(Page content transcription data)
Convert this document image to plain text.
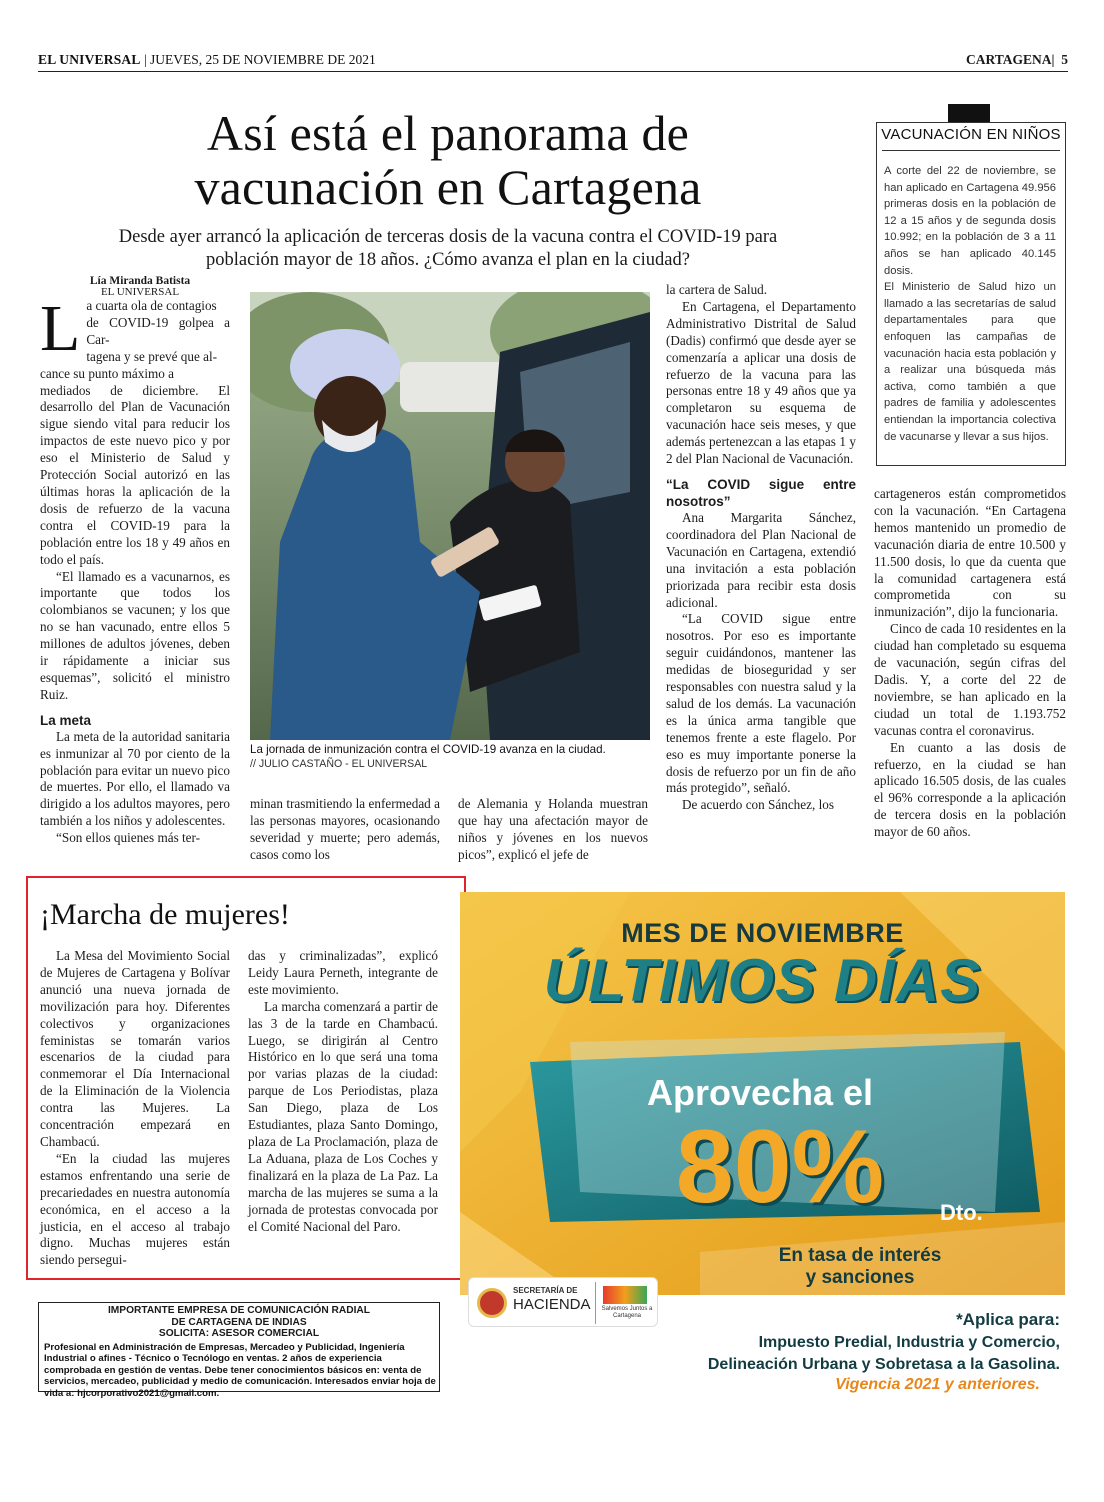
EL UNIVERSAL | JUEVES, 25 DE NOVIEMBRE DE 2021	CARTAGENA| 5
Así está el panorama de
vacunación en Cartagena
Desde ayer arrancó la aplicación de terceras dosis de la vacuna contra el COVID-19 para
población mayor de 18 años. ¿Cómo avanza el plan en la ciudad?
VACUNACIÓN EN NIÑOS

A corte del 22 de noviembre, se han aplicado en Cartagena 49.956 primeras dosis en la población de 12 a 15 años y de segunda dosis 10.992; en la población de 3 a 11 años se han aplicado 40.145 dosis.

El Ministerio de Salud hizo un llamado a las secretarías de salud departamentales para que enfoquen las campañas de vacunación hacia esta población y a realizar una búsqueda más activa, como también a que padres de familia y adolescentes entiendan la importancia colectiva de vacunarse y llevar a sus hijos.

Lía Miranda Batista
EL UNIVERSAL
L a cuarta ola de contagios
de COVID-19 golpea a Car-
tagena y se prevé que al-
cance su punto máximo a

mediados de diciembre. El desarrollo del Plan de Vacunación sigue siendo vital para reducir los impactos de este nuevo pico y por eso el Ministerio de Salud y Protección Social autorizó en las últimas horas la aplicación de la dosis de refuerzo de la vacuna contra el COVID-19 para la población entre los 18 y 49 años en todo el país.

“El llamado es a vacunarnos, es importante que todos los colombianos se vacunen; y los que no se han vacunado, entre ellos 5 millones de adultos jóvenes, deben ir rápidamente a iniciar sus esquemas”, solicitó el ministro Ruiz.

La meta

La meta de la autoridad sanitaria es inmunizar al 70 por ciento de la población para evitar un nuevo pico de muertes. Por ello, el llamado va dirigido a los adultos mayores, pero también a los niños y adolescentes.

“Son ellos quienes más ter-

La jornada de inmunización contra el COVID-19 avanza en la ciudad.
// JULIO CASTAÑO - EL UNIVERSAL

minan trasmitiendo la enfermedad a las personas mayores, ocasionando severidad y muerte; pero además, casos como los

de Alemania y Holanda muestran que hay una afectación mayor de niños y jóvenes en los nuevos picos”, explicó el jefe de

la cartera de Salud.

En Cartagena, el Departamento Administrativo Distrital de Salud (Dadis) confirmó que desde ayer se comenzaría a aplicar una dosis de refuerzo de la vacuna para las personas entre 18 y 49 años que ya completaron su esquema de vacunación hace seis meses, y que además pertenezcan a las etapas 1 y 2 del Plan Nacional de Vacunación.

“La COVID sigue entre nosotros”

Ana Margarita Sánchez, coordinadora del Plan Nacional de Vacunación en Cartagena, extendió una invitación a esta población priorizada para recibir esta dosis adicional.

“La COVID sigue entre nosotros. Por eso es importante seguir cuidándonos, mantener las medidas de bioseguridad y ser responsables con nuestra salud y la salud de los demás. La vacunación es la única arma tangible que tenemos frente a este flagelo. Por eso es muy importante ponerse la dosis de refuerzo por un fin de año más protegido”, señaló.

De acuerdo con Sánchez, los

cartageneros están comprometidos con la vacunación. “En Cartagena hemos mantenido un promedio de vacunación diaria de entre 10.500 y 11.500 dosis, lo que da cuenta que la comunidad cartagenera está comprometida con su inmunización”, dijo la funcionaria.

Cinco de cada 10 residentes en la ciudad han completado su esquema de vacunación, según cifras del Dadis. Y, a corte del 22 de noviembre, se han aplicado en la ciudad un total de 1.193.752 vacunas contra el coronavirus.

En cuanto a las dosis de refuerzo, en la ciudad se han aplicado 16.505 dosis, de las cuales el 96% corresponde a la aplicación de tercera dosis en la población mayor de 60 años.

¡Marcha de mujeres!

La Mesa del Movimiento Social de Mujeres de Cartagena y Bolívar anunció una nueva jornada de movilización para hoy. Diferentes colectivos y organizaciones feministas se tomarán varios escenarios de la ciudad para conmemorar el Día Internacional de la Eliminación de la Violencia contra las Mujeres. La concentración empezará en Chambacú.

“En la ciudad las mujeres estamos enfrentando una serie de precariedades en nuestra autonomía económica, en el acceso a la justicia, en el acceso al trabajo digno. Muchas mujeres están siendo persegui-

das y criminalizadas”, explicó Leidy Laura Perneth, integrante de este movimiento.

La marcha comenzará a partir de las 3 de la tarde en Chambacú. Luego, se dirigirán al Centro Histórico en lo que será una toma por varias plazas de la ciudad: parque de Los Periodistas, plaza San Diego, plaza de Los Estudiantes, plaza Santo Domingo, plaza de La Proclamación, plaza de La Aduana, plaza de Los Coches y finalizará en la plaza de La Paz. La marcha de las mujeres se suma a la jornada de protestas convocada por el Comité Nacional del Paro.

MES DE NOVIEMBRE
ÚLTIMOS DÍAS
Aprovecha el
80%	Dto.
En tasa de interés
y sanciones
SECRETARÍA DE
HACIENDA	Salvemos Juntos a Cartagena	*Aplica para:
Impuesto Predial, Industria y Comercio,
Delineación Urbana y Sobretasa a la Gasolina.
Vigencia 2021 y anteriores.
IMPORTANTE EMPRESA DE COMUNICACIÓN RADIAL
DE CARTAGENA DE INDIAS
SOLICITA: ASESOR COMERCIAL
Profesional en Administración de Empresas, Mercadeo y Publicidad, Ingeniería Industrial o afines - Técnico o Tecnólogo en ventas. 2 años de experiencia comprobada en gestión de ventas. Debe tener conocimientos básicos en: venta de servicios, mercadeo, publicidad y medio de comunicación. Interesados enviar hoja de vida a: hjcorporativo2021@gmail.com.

--

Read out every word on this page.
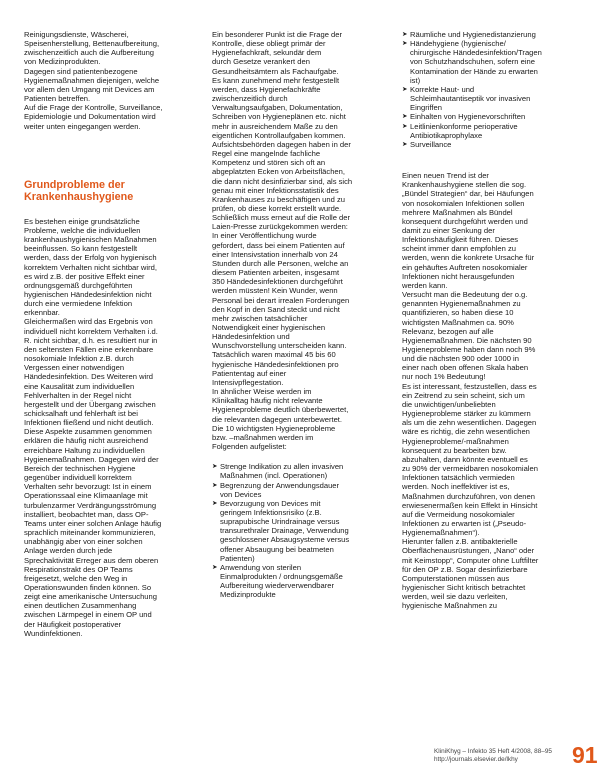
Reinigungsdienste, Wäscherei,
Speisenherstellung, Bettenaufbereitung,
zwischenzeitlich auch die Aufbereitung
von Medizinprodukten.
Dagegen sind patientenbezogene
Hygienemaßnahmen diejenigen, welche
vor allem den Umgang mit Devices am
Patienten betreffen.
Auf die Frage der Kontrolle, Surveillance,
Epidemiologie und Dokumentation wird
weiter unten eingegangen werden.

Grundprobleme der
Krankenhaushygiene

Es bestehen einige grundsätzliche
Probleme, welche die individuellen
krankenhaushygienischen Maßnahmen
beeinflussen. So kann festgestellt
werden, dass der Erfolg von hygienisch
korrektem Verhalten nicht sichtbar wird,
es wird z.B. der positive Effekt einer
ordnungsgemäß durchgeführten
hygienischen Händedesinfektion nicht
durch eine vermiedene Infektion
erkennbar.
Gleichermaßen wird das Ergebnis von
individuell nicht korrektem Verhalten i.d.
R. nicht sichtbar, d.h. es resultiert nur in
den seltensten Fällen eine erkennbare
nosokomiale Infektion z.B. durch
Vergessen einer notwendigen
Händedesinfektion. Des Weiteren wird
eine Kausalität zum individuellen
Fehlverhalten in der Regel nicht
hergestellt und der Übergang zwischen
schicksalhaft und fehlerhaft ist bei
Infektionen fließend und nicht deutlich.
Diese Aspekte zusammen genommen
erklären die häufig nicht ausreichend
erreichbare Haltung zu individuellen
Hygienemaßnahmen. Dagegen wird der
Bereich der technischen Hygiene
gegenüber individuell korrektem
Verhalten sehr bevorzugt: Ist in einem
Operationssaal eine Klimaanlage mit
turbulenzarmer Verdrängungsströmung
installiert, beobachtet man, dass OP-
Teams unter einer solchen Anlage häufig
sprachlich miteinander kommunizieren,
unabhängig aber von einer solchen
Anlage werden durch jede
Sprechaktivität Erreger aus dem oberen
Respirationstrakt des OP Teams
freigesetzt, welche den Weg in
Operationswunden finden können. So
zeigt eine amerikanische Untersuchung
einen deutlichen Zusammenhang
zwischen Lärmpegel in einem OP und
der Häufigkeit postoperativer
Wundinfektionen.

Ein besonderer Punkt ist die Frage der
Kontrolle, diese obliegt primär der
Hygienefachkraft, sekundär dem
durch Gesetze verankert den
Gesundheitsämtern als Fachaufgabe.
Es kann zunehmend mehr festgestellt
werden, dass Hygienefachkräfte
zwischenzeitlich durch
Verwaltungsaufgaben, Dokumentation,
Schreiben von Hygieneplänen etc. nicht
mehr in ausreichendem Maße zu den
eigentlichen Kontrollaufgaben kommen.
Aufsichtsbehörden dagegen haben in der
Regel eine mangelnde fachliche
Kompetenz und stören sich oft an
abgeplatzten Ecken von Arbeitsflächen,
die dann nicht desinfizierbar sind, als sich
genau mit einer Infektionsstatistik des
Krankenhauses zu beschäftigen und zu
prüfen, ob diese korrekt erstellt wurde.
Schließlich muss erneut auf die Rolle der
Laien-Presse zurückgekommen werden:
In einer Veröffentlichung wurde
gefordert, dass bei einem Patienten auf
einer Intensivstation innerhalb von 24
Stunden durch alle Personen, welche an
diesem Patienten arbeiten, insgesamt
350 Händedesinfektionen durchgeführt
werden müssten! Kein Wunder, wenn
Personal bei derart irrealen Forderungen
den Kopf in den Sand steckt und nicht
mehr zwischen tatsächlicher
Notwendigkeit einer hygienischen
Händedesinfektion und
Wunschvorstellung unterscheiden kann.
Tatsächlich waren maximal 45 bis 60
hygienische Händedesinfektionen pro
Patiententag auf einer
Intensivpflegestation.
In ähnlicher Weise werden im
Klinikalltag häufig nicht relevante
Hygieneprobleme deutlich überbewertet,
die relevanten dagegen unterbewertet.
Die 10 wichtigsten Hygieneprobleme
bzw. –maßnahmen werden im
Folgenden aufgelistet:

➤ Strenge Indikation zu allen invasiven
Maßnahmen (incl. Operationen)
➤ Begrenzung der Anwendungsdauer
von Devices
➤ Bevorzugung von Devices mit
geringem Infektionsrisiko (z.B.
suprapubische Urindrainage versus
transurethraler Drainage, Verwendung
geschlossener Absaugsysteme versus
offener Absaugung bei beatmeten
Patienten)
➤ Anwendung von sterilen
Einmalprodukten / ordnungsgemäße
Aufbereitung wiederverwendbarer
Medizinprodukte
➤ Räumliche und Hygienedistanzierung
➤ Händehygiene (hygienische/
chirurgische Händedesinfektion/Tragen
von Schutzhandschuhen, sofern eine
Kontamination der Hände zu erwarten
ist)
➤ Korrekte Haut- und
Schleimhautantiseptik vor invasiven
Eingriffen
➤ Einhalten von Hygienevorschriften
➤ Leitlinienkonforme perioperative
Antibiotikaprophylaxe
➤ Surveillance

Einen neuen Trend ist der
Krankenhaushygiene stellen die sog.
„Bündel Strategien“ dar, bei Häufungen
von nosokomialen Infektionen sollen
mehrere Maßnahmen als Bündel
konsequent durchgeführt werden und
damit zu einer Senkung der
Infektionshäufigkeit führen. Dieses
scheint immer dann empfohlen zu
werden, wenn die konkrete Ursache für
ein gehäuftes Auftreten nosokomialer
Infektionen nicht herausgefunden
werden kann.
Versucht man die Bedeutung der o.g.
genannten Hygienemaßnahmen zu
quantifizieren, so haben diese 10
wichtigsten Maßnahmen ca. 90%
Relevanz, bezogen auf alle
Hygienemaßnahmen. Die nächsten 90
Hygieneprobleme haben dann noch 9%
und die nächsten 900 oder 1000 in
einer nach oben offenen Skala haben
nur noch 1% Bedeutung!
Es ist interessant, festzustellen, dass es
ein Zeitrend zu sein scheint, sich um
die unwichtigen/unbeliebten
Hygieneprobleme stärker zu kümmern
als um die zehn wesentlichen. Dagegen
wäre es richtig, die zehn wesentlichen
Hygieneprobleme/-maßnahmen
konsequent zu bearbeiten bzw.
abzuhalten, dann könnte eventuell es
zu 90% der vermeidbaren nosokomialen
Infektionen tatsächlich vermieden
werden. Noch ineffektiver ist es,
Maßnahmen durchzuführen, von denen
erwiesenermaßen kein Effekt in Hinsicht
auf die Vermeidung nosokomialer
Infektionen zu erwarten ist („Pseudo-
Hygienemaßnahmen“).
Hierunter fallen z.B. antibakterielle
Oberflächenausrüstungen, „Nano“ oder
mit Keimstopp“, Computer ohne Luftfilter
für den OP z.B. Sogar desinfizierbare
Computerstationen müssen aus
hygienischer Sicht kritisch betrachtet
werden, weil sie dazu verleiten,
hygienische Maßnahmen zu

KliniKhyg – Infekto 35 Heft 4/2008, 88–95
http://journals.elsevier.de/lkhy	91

> [The problem] Every line above that includes the string "Dokumentation" needs to be copied.

> [Answer section]
Epidemiologie und Dokumentation wird
Verwaltungsaufgaben, Dokumentation,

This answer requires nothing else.